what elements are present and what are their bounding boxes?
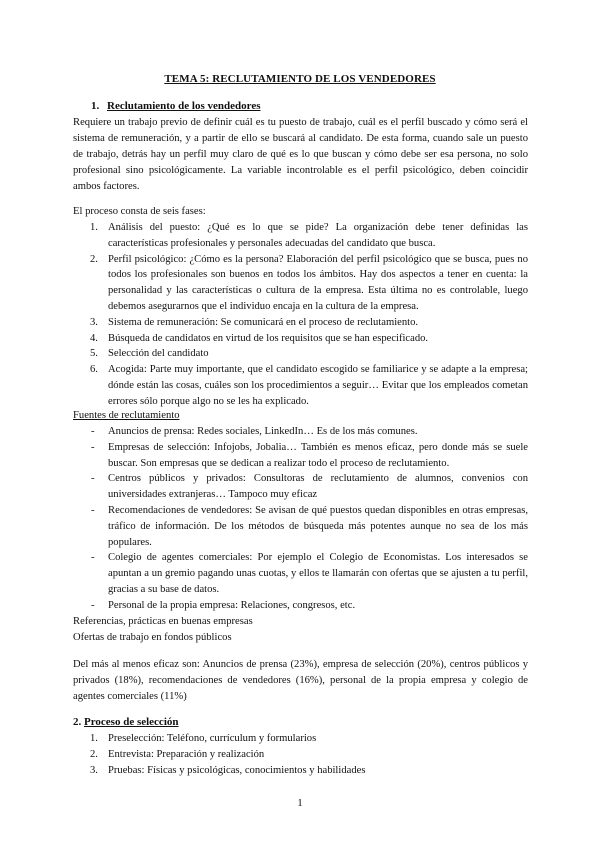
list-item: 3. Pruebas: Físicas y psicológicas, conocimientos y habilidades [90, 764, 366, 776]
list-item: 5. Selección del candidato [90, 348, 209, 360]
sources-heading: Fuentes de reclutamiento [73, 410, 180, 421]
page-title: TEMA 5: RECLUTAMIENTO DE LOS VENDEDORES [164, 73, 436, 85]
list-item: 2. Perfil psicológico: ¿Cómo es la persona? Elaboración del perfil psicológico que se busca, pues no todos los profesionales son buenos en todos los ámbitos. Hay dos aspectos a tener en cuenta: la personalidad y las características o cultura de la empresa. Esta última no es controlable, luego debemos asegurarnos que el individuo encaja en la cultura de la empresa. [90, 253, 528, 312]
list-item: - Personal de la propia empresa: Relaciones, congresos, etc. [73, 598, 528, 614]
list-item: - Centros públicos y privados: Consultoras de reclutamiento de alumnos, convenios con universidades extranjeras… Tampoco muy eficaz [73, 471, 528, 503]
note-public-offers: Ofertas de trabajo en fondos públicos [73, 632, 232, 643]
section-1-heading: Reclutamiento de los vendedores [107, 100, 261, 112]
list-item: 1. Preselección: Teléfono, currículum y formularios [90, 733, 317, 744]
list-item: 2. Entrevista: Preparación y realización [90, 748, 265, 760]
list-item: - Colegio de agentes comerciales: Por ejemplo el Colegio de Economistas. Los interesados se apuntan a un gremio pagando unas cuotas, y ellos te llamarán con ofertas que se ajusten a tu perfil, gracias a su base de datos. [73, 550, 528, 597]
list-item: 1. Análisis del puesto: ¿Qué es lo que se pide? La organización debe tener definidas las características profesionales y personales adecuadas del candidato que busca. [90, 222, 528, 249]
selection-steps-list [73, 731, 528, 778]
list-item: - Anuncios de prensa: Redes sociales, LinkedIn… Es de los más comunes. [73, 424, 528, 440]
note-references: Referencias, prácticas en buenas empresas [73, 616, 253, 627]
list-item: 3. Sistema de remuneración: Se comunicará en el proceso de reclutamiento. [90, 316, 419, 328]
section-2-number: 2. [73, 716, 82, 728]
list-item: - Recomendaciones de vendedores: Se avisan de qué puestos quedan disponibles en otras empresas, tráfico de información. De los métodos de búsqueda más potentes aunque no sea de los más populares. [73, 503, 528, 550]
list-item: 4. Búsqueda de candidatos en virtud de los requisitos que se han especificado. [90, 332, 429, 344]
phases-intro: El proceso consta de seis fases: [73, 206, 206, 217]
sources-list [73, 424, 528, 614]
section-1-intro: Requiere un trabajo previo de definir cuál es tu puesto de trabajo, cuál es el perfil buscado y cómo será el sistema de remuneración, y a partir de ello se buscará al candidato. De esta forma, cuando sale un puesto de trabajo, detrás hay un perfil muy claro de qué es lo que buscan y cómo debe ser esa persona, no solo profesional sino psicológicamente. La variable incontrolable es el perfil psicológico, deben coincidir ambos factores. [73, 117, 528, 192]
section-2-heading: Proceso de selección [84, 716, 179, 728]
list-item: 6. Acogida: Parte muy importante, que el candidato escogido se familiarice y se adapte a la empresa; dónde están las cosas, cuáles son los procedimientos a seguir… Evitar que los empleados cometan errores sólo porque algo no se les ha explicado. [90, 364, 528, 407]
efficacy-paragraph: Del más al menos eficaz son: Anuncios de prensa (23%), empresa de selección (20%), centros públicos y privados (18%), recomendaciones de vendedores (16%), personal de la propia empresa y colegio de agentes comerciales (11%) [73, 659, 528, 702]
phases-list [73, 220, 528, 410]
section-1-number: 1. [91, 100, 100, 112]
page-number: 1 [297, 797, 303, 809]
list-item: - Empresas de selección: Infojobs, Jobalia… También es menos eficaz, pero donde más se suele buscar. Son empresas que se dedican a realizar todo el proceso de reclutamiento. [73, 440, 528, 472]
****
Can you reproduce all of the material above with every "eficaz" swapped for "efectivo" and nothing else changed, leaving the pictures out?

what elements are present and what are their bounding boxes?
list-item: 3. Pruebas: Físicas y psicológicas, conocimientos y habilidades [90, 764, 366, 776]
list-item: 5. Selección del candidato [90, 348, 209, 360]
sources-heading: Fuentes de reclutamiento [73, 410, 180, 421]
page-title: TEMA 5: RECLUTAMIENTO DE LOS VENDEDORES [164, 73, 436, 85]
list-item: 2. Perfil psicológico: ¿Cómo es la persona? Elaboración del perfil psicológico que se busca, pues no todos los profesionales son buenos en todos los ámbitos. Hay dos aspectos a tener en cuenta: la personalidad y las características o cultura de la empresa. Esta última no es controlable, luego debemos asegurarnos que el individuo encaja en la cultura de la empresa. [90, 253, 528, 312]
list-item: - Personal de la propia empresa: Relaciones, congresos, etc. [73, 598, 528, 614]
list-item: - Centros públicos y privados: Consultoras de reclutamiento de alumnos, convenios con universidades extranjeras… Tampoco muy efectivo [73, 471, 528, 503]
note-public-offers: Ofertas de trabajo en fondos públicos [73, 632, 232, 643]
section-1-heading: Reclutamiento de los vendedores [107, 100, 261, 112]
list-item: 1. Preselección: Teléfono, currículum y formularios [90, 733, 317, 744]
list-item: 2. Entrevista: Preparación y realización [90, 748, 265, 760]
list-item: - Colegio de agentes comerciales: Por ejemplo el Colegio de Economistas. Los interesados se apuntan a un gremio pagando unas cuotas, y ellos te llamarán con ofertas que se ajusten a tu perfil, gracias a su base de datos. [73, 550, 528, 597]
list-item: 1. Análisis del puesto: ¿Qué es lo que se pide? La organización debe tener definidas las características profesionales y personales adecuadas del candidato que busca. [90, 222, 528, 249]
selection-steps-list [73, 731, 528, 778]
list-item: - Anuncios de prensa: Redes sociales, LinkedIn… Es de los más comunes. [73, 424, 528, 440]
note-references: Referencias, prácticas en buenas empresas [73, 616, 253, 627]
list-item: 3. Sistema de remuneración: Se comunicará en el proceso de reclutamiento. [90, 316, 419, 328]
section-2-number: 2. [73, 716, 82, 728]
list-item: - Recomendaciones de vendedores: Se avisan de qué puestos quedan disponibles en otras empresas, tráfico de información. De los métodos de búsqueda más potentes aunque no sea de los más populares. [73, 503, 528, 550]
list-item: 4. Búsqueda de candidatos en virtud de los requisitos que se han especificado. [90, 332, 429, 344]
phases-intro: El proceso consta de seis fases: [73, 206, 206, 217]
sources-list [73, 424, 528, 614]
section-1-intro: Requiere un trabajo previo de definir cuál es tu puesto de trabajo, cuál es el perfil buscado y cómo será el sistema de remuneración, y a partir de ello se buscará al candidato. De esta forma, cuando sale un puesto de trabajo, detrás hay un perfil muy claro de qué es lo que buscan y cómo debe ser esa persona, no solo profesional sino psicológicamente. La variable incontrolable es el perfil psicológico, deben coincidir ambos factores. [73, 117, 528, 192]
section-2-heading: Proceso de selección [84, 716, 179, 728]
list-item: 6. Acogida: Parte muy importante, que el candidato escogido se familiarice y se adapte a la empresa; dónde están las cosas, cuáles son los procedimientos a seguir… Evitar que los empleados cometan errores sólo porque algo no se les ha explicado. [90, 364, 528, 407]
efficacy-paragraph: Del más al menos efectivo son: Anuncios de prensa (23%), empresa de selección (20%), centros públicos y privados (18%), recomendaciones de vendedores (16%), personal de la propia empresa y colegio de agentes comerciales (11%) [73, 659, 528, 702]
phases-list [73, 220, 528, 410]
section-1-number: 1. [91, 100, 100, 112]
page-number: 1 [297, 797, 303, 809]
list-item: - Empresas de selección: Infojobs, Jobalia… También es menos efectivo, pero donde más se suele buscar. Son empresas que se dedican a realizar todo el proceso de reclutamiento. [73, 440, 528, 472]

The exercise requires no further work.